[Source records start]

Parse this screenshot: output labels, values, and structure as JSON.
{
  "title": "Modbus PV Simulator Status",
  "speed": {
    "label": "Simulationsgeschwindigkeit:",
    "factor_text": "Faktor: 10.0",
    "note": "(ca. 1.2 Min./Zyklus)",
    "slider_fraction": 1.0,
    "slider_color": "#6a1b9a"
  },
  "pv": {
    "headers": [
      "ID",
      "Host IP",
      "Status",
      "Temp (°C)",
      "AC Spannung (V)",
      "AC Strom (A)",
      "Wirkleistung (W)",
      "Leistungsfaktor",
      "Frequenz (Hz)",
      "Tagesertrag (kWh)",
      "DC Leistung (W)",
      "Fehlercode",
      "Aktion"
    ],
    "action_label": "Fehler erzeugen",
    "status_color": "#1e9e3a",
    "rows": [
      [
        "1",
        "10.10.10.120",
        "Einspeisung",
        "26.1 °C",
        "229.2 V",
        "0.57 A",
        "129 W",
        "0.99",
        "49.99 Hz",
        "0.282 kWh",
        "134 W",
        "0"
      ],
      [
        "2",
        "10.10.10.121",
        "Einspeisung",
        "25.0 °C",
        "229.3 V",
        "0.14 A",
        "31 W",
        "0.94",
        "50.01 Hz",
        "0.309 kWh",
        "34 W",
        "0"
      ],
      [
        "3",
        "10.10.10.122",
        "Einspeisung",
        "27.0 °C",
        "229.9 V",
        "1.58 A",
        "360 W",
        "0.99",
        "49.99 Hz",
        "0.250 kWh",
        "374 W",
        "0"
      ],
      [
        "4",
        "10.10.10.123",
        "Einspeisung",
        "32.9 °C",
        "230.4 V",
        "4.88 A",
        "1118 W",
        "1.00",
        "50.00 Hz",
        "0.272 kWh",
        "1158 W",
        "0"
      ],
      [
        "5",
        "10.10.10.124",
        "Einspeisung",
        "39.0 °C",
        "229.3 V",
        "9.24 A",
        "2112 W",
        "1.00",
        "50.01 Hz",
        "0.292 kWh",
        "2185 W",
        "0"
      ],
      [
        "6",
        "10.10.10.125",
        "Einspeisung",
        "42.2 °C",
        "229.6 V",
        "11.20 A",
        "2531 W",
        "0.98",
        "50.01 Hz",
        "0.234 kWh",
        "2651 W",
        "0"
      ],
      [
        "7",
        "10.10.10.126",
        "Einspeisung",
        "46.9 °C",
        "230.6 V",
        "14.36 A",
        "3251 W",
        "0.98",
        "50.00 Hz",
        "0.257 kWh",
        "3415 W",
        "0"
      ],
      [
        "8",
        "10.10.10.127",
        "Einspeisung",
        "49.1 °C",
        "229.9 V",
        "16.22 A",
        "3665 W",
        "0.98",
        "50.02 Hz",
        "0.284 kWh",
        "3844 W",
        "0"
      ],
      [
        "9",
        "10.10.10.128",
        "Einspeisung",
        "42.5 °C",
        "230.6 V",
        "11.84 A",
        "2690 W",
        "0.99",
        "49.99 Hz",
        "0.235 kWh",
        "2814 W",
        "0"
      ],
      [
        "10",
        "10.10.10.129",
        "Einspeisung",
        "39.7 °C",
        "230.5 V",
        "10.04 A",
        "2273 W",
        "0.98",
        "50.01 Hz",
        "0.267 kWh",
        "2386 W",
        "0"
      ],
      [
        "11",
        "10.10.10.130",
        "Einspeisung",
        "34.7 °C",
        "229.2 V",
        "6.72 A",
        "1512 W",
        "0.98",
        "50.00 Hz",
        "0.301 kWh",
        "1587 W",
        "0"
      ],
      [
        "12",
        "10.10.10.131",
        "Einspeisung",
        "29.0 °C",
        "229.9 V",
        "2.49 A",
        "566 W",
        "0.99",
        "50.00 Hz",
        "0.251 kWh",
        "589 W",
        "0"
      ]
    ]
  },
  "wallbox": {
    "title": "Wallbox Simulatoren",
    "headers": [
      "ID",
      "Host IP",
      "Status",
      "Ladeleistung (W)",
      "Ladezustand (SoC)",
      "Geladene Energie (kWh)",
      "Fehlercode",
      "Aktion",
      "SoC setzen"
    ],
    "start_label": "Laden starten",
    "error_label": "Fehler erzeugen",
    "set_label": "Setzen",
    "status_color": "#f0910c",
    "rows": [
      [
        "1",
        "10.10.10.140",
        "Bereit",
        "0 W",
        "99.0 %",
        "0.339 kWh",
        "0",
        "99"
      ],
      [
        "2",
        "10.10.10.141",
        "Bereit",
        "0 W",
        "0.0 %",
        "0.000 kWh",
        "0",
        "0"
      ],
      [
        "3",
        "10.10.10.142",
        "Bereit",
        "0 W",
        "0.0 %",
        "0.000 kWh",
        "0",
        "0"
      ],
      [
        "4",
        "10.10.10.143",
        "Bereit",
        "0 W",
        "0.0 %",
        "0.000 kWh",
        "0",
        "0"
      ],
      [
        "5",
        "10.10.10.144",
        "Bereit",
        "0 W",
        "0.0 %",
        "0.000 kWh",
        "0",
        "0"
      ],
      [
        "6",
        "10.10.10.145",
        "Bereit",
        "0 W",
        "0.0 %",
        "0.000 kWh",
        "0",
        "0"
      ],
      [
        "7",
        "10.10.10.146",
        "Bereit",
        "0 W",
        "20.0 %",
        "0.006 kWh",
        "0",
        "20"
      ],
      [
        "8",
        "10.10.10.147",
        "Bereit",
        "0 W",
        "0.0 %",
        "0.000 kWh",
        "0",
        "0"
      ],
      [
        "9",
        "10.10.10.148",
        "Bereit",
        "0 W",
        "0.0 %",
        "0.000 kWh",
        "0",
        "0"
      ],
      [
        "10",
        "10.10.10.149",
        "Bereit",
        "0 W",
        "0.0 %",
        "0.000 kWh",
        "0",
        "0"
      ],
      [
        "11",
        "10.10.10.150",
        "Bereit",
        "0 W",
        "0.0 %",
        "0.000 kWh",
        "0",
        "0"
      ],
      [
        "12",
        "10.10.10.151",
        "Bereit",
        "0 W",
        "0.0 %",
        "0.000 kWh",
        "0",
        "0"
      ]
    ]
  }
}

[Source records end]

_Stated goal:_ Tally every line of the data that holds the word "erzeugen" and write the count alone.

_Task solution:_ 2